◆ PAGE EXTRACT
··········
The open racism and xenophobia that have characterized Donald Trump’s presidential campaign, and perhaps provided much of its appeal, has been alarming. For a growing number of people, Trump’s rhetoric is a sign of something deeper and more frightening: the growth of a fascist movement in the United States.

Ohio governor John Kasich — one of Trump’s many rivals for the Republican nomination — produced an anti-Trump video that paraphrases Protestant theologian Dietrich Bonhoeffer’s warning about the Nazis.

For many other commentators, as well, the violence Trump supporters have directed at critics during campaign rallies, along with the candidate’s call for banning Muslims from the United States, are further confirmation that Trump is a Nazi. In the last Democratic presidential debate, former Maryland governor and presidential candidate Martin O’Malley denounced Trump as a “fascist demagogue.”

Yet, on too many of these occasions, the fascist label has been reduced to a vague term of abuse rather than a bridge to a real political analysis of the underlying political forces that could produce a fascist movement in the United States.

The US hasn’t seen the stirrings of fascist mobilization since the late 1930s when mounting fascist victories in Europe galvanized its adherents in America, chief among them Father Charles Coughlin and his Christian Front. This history has something to offer us today.
··········
◆ DATASET RECORDS
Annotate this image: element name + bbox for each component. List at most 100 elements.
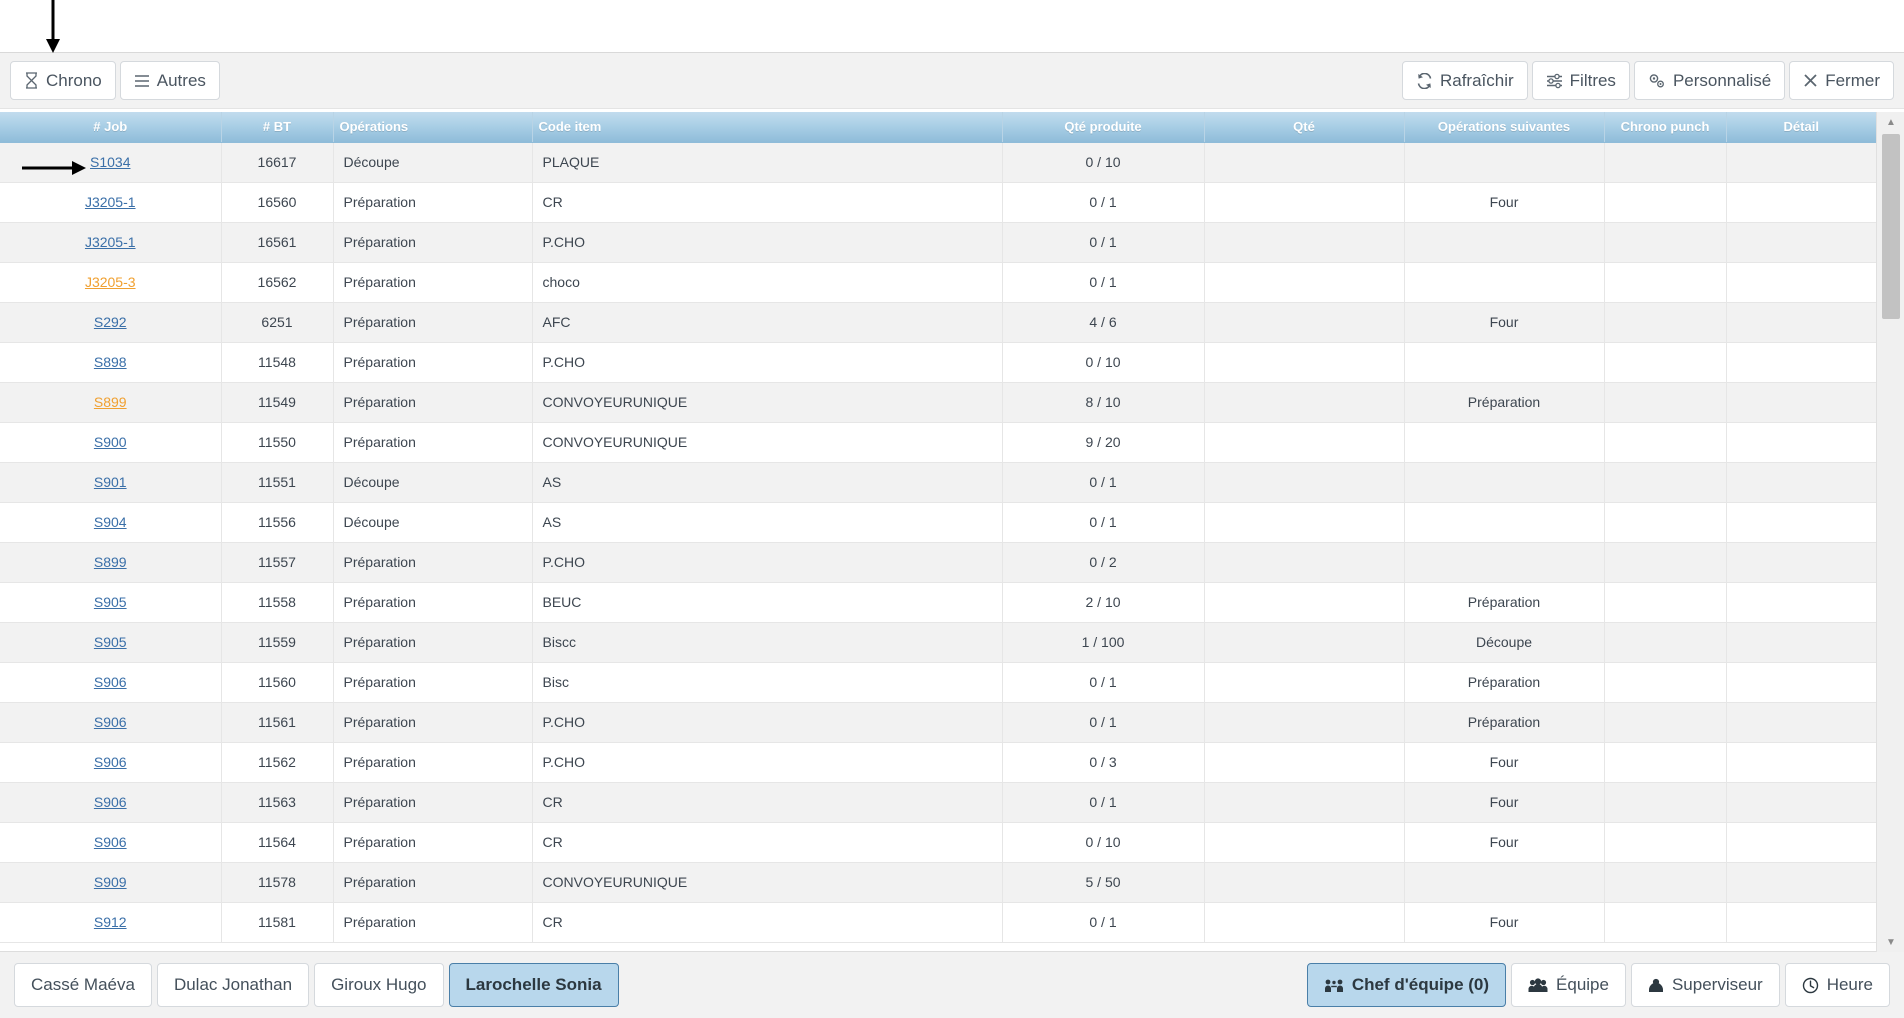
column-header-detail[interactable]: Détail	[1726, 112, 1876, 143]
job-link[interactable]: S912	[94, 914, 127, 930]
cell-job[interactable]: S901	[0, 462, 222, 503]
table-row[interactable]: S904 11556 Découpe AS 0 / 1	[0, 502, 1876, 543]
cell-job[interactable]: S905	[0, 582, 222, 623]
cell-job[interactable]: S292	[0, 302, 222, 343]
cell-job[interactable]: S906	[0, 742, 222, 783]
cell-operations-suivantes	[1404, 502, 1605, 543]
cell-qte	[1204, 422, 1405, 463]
··········
◆ PROBLEM A
Can you copy out the entries word for word, starting from their first line and going on through the line containing "462, 222, 503]", with the pictures left out?
◆ PROBLEM B
How would you continue the article on Trump and fascism in America from the point where it stops?

◆ OUTPUT A
Annotate this image: element name + bbox for each component. List at most 100 elements.
column-header-detail[interactable]: Détail	[1726, 112, 1876, 143]
job-link[interactable]: S912	[94, 914, 127, 930]
cell-job[interactable]: S901	[0, 462, 222, 503]

◆ OUTPUT B
Our Father

By late 1938, Nazi Germany and fascist Italy had shifted the balance of forces among the world’s major powers, while fascist general Francisco Franco wrestled most of Spain from republican forces. The growing power of fascism was increasingly impacting civilian populations, particularly in Germany. According to historian Warren Grover:

That year [1938] Germany demonstrated to the world that it would move with impunity in Europe and violate Jews’ most basic rights: Jewish community organizations lost their official status and recognition (March); the registration of all Jewish property became compulsory (April); over 1,500 German Jews were arrested and imprisoned in concentration camps (June); Jewish physicians could no longer treat Christians (June); Nazis ordered the destruction of the Great Synagogue in Munich (July); All Jewish men were required to add “Israel” to their name and all Jewish women “Sarah” (August); Jews were barred from practicing law (September); German-Jewish passports were marked with the letter “J” for Jude (October); and finally Kristallnacht (November).

In the United States, the public and the press were virtually unanimous in condemning Kristallnacht, with one poll reporting that nearly 94 percent of Americans disapproved of Germany’s treatment of Jews.

Yet despite Nazism’s unpopularity, one voice took to the airwaves to defend these actions — Father Charles E. Coughlin, a Catholic priest based in Royal Oak, Michigan. Coughlin was a popular radio personality with an audience of millions, largely concentrated in the northeastern United States, and in New York City in particular.

In a highly anticipated broadcast that took place eleven days after Kristallnacht, Coughlin began by posing three questions: “Why is there persecution in Germany today?”; “How can we destroy it?”; and why is “Nazism so hostile to Jewry?”

Coughlin presented a simple answer: Nazism was a “defense mechanism against Communism,” and that the “rising generation of Germans regard Communism as a product not of Russia, but of a group of Jews who dominated the destinies of Russia.”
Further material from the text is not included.